Within the records that follow, find every line containing the string "color". Copy those lines.
------------------------------------
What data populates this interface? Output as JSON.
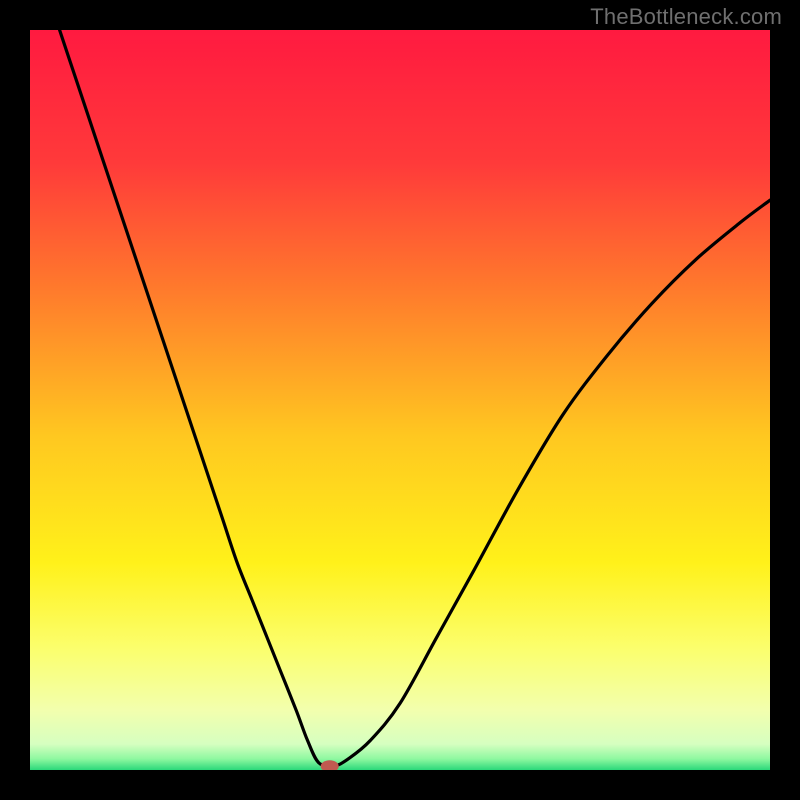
{
  "watermark": {
    "text": "TheBottleneck.com"
  },
  "chart_data": {
    "type": "line",
    "title": "",
    "xlabel": "",
    "ylabel": "",
    "xlim": [
      0,
      100
    ],
    "ylim": [
      0,
      100
    ],
    "grid": false,
    "legend": false,
    "background": {
      "type": "vertical-gradient",
      "stops": [
        {
          "pos": 0.0,
          "color": "#ff1a40"
        },
        {
          "pos": 0.18,
          "color": "#ff3a3a"
        },
        {
          "pos": 0.35,
          "color": "#ff7a2c"
        },
        {
          "pos": 0.55,
          "color": "#ffc820"
        },
        {
          "pos": 0.72,
          "color": "#fff11a"
        },
        {
          "pos": 0.84,
          "color": "#fbff70"
        },
        {
          "pos": 0.92,
          "color": "#f2ffae"
        },
        {
          "pos": 0.965,
          "color": "#d6ffc0"
        },
        {
          "pos": 0.985,
          "color": "#8ef8a0"
        },
        {
          "pos": 1.0,
          "color": "#2bd87a"
        }
      ]
    },
    "series": [
      {
        "name": "bottleneck-curve",
        "color": "#000000",
        "x": [
          4,
          6,
          8,
          10,
          12,
          14,
          16,
          18,
          20,
          22,
          24,
          26,
          28,
          30,
          32,
          34,
          36,
          37.5,
          39,
          41,
          43,
          46,
          50,
          55,
          60,
          66,
          72,
          78,
          84,
          90,
          96,
          100
        ],
        "y": [
          100,
          94,
          88,
          82,
          76,
          70,
          64,
          58,
          52,
          46,
          40,
          34,
          28,
          23,
          18,
          13,
          8,
          4,
          1,
          0.5,
          1.5,
          4,
          9,
          18,
          27,
          38,
          48,
          56,
          63,
          69,
          74,
          77
        ]
      }
    ],
    "marker": {
      "name": "optimal-point",
      "x": 40.5,
      "y": 0.5,
      "color": "#c05a50",
      "rx": 9,
      "ry": 6
    }
  }
}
------------------------------------
■ Reply:
          "color": "#ff1a40"
          "color": "#ff3a3a"
          "color": "#ff7a2c"
          "color": "#ffc820"
          "color": "#fff11a"
          "color": "#fbff70"
          "color": "#f2ffae"
          "color": "#d6ffc0"
          "color": "#8ef8a0"
          "color": "#2bd87a"
        "color": "#000000",
      "color": "#c05a50",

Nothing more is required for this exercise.